─── Data entries ───

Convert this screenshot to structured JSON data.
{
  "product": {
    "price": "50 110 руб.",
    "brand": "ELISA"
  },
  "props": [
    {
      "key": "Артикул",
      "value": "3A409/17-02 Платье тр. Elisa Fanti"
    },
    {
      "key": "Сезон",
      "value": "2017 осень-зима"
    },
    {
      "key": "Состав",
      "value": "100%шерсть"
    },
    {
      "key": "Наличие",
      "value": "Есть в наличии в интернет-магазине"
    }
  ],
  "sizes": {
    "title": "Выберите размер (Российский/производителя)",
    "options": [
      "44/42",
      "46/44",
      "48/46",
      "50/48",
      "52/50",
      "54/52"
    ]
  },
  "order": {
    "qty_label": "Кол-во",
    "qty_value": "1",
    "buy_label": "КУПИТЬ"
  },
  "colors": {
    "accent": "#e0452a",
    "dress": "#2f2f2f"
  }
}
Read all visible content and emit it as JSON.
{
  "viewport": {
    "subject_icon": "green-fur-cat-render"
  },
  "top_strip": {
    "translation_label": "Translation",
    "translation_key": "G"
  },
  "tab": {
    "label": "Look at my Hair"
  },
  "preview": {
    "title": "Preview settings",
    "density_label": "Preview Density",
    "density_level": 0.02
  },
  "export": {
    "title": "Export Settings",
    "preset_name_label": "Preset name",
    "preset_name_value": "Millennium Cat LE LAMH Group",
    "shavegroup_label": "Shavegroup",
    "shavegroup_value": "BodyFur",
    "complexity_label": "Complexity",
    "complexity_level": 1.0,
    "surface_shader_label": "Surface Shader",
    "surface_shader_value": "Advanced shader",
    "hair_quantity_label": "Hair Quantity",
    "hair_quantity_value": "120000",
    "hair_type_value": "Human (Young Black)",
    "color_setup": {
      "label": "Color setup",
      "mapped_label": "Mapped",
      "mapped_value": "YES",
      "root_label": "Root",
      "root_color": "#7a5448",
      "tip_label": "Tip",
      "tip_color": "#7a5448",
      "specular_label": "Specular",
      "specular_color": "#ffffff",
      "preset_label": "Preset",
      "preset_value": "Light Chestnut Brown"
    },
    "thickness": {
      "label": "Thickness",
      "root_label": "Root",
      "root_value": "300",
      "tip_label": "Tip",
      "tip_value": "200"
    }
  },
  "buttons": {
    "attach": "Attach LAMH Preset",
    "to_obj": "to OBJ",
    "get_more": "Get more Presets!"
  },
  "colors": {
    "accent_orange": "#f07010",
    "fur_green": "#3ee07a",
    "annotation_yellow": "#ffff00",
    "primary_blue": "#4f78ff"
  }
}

───

Written problem
Gather each line that holds "LAMH".

Answer for this exercise
    "preset_name_value": "Millennium Cat LE LAMH Group",
    "attach": "Attach LAMH Preset",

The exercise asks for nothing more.